Input for this task
:::::

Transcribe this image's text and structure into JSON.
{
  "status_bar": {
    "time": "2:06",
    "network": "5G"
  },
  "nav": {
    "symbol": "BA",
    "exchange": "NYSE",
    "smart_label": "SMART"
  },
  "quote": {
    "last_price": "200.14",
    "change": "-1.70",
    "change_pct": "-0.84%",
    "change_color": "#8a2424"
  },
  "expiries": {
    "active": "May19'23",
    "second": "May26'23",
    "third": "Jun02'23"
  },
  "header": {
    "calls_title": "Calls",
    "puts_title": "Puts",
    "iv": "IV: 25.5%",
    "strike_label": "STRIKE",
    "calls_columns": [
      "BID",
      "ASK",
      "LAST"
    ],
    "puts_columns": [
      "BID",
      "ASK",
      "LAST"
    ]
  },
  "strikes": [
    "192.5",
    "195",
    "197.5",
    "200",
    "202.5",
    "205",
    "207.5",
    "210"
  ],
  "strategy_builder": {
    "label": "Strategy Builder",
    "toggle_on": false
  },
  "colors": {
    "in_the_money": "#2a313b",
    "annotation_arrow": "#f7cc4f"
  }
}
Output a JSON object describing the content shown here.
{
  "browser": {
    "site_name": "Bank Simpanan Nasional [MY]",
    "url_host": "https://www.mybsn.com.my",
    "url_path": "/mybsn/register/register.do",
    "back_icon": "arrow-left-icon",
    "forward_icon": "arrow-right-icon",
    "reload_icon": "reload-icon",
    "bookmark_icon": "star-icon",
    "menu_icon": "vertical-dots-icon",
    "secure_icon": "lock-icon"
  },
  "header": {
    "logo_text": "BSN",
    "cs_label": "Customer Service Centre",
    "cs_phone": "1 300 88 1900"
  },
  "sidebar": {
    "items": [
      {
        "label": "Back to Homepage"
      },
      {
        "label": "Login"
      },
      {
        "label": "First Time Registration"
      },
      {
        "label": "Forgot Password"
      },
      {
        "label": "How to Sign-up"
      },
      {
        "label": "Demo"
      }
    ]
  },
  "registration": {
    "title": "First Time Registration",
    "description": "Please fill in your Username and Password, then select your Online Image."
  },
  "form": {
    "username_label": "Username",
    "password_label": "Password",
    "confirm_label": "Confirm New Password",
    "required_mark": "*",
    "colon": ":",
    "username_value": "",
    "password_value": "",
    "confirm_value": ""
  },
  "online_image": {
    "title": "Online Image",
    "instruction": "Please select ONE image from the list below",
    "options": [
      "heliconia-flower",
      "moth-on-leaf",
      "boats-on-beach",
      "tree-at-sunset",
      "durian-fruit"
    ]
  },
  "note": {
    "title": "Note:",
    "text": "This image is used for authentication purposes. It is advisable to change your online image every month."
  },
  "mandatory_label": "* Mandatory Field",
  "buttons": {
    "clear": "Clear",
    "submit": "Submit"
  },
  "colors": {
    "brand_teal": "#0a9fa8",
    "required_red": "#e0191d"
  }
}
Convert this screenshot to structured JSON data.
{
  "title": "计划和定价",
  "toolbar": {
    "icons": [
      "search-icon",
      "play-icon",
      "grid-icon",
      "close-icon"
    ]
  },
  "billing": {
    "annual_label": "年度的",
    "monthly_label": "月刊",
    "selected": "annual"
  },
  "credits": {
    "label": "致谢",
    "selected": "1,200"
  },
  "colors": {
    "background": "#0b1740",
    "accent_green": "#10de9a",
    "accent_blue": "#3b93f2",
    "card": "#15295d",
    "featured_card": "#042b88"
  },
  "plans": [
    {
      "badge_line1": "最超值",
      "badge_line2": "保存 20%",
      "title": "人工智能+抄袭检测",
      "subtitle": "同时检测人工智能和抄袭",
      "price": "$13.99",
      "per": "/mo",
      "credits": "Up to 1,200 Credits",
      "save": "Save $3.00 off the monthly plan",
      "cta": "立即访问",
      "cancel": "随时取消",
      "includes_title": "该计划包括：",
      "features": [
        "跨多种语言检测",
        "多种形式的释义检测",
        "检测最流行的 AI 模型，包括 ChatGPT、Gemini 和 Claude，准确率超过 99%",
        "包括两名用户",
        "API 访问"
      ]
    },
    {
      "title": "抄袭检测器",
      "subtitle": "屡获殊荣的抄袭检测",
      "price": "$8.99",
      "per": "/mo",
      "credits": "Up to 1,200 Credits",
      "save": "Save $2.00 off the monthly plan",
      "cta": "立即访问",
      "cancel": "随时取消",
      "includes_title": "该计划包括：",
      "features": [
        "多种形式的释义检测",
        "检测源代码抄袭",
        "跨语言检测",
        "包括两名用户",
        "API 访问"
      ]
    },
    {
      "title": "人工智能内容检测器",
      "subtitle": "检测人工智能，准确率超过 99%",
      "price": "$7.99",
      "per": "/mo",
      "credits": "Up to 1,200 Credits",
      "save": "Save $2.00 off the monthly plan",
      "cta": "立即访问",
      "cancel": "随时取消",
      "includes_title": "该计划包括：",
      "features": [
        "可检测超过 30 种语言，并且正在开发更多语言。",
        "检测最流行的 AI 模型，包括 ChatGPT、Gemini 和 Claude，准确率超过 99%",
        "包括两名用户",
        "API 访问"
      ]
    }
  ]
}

:::::

Written task
Type out the whole listing above again, exactly as it stands.

Answer below
Transcribe this image's text and structure into JSON.
{
  "status_bar": {
    "time": "2:06",
    "network": "5G"
  },
  "nav": {
    "symbol": "BA",
    "exchange": "NYSE",
    "smart_label": "SMART"
  },
  "quote": {
    "last_price": "200.14",
    "change": "-1.70",
    "change_pct": "-0.84%",
    "change_color": "#8a2424"
  },
  "expiries": {
    "active": "May19'23",
    "second": "May26'23",
    "third": "Jun02'23"
  },
  "header": {
    "calls_title": "Calls",
    "puts_title": "Puts",
    "iv": "IV: 25.5%",
    "strike_label": "STRIKE",
    "calls_columns": [
      "BID",
      "ASK",
      "LAST"
    ],
    "puts_columns": [
      "BID",
      "ASK",
      "LAST"
    ]
  },
  "strikes": [
    "192.5",
    "195",
    "197.5",
    "200",
    "202.5",
    "205",
    "207.5",
    "210"
  ],
  "strategy_builder": {
    "label": "Strategy Builder",
    "toggle_on": false
  },
  "colors": {
    "in_the_money": "#2a313b",
    "annotation_arrow": "#f7cc4f"
  }
}
Output a JSON object describing the content shown here.
{
  "browser": {
    "site_name": "Bank Simpanan Nasional [MY]",
    "url_host": "https://www.mybsn.com.my",
    "url_path": "/mybsn/register/register.do",
    "back_icon": "arrow-left-icon",
    "forward_icon": "arrow-right-icon",
    "reload_icon": "reload-icon",
    "bookmark_icon": "star-icon",
    "menu_icon": "vertical-dots-icon",
    "secure_icon": "lock-icon"
  },
  "header": {
    "logo_text": "BSN",
    "cs_label": "Customer Service Centre",
    "cs_phone": "1 300 88 1900"
  },
  "sidebar": {
    "items": [
      {
        "label": "Back to Homepage"
      },
      {
        "label": "Login"
      },
      {
        "label": "First Time Registration"
      },
      {
        "label": "Forgot Password"
      },
      {
        "label": "How to Sign-up"
      },
      {
        "label": "Demo"
      }
    ]
  },
  "registration": {
    "title": "First Time Registration",
    "description": "Please fill in your Username and Password, then select your Online Image."
  },
  "form": {
    "username_label": "Username",
    "password_label": "Password",
    "confirm_label": "Confirm New Password",
    "required_mark": "*",
    "colon": ":",
    "username_value": "",
    "password_value": "",
    "confirm_value": ""
  },
  "online_image": {
    "title": "Online Image",
    "instruction": "Please select ONE image from the list below",
    "options": [
      "heliconia-flower",
      "moth-on-leaf",
      "boats-on-beach",
      "tree-at-sunset",
      "durian-fruit"
    ]
  },
  "note": {
    "title": "Note:",
    "text": "This image is used for authentication purposes. It is advisable to change your online image every month."
  },
  "mandatory_label": "* Mandatory Field",
  "buttons": {
    "clear": "Clear",
    "submit": "Submit"
  },
  "colors": {
    "brand_teal": "#0a9fa8",
    "required_red": "#e0191d"
  }
}
Convert this screenshot to structured JSON data.
{
  "title": "计划和定价",
  "toolbar": {
    "icons": [
      "search-icon",
      "play-icon",
      "grid-icon",
      "close-icon"
    ]
  },
  "billing": {
    "annual_label": "年度的",
    "monthly_label": "月刊",
    "selected": "annual"
  },
  "credits": {
    "label": "致谢",
    "selected": "1,200"
  },
  "colors": {
    "background": "#0b1740",
    "accent_green": "#10de9a",
    "accent_blue": "#3b93f2",
    "card": "#15295d",
    "featured_card": "#042b88"
  },
  "plans": [
    {
      "badge_line1": "最超值",
      "badge_line2": "保存 20%",
      "title": "人工智能+抄袭检测",
      "subtitle": "同时检测人工智能和抄袭",
      "price": "$13.99",
      "per": "/mo",
      "credits": "Up to 1,200 Credits",
      "save": "Save $3.00 off the monthly plan",
      "cta": "立即访问",
      "cancel": "随时取消",
      "includes_title": "该计划包括：",
      "features": [
        "跨多种语言检测",
        "多种形式的释义检测",
        "检测最流行的 AI 模型，包括 ChatGPT、Gemini 和 Claude，准确率超过 99%",
        "包括两名用户",
        "API 访问"
      ]
    },
    {
      "title": "抄袭检测器",
      "subtitle": "屡获殊荣的抄袭检测",
      "price": "$8.99",
      "per": "/mo",
      "credits": "Up to 1,200 Credits",
      "save": "Save $2.00 off the monthly plan",
      "cta": "立即访问",
      "cancel": "随时取消",
      "includes_title": "该计划包括：",
      "features": [
        "多种形式的释义检测",
        "检测源代码抄袭",
        "跨语言检测",
        "包括两名用户",
        "API 访问"
      ]
    },
    {
      "title": "人工智能内容检测器",
      "subtitle": "检测人工智能，准确率超过 99%",
      "price": "$7.99",
      "per": "/mo",
      "credits": "Up to 1,200 Credits",
      "save": "Save $2.00 off the monthly plan",
      "cta": "立即访问",
      "cancel": "随时取消",
      "includes_title": "该计划包括：",
      "features": [
        "可检测超过 30 种语言，并且正在开发更多语言。",
        "检测最流行的 AI 模型，包括 ChatGPT、Gemini 和 Claude，准确率超过 99%",
        "包括两名用户",
        "API 访问"
      ]
    }
  ]
}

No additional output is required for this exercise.